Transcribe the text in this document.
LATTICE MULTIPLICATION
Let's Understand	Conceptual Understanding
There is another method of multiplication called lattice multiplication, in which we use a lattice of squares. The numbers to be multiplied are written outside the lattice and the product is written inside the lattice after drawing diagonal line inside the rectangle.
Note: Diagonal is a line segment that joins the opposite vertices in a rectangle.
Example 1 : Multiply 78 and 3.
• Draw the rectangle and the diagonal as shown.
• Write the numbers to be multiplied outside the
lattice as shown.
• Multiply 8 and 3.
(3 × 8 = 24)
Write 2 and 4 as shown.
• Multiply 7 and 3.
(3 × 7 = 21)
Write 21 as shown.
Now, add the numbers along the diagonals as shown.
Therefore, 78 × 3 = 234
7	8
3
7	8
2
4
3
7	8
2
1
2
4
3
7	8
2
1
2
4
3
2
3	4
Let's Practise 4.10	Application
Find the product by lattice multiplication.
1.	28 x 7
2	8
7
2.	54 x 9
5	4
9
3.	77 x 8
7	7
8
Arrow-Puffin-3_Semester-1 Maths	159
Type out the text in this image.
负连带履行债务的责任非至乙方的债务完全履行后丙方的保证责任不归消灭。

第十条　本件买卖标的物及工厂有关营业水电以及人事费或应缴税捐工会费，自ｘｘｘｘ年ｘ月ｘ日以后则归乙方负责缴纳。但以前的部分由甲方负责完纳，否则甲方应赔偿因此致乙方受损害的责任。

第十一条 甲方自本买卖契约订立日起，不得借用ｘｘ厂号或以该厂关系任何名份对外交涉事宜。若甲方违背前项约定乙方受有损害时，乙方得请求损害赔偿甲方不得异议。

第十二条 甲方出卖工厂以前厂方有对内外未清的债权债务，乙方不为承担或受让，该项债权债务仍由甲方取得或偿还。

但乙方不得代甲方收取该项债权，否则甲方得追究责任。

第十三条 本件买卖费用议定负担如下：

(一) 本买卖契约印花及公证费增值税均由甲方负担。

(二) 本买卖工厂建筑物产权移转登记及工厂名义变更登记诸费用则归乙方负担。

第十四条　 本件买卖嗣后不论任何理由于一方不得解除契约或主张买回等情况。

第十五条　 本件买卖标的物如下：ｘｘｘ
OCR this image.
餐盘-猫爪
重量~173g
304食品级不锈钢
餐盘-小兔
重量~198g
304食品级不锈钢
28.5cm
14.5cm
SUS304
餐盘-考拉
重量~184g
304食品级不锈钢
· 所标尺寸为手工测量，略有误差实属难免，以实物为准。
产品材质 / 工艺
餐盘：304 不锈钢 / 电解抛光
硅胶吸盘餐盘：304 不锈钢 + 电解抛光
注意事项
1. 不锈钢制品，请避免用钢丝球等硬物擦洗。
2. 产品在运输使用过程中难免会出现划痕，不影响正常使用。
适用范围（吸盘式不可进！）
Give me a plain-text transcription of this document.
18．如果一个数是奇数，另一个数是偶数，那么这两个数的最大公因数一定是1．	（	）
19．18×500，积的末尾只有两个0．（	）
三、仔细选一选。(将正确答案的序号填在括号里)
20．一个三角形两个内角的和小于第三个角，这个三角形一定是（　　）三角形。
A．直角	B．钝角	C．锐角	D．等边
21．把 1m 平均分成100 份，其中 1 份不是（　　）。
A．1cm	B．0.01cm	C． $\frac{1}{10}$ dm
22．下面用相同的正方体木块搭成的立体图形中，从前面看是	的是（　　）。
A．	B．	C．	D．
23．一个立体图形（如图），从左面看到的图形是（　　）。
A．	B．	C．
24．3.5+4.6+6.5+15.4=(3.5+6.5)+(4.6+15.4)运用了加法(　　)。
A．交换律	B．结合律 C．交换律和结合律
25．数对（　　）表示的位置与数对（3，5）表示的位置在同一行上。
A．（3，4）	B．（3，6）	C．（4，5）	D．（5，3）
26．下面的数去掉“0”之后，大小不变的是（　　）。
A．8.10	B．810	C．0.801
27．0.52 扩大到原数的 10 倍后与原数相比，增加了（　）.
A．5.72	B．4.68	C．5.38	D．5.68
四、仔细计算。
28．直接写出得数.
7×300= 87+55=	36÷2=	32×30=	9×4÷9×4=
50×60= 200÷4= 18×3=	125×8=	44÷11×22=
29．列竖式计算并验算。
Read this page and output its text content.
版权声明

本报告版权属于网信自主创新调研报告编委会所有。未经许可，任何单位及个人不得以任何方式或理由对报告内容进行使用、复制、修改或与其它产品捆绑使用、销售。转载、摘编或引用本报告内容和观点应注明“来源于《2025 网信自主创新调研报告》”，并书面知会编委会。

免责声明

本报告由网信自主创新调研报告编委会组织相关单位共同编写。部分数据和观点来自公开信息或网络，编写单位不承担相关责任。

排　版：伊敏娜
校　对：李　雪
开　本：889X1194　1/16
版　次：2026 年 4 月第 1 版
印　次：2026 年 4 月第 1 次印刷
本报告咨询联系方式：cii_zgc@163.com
============
Find the lines above that include the string "outside" and copy them.

There is another method of multiplication called lattice multiplication, in which we use a lattice of squares. The numbers to be multiplied are written outside the lattice and the product is written inside the lattice after drawing diagonal line inside the rectangle.
• Write the numbers to be multiplied outside the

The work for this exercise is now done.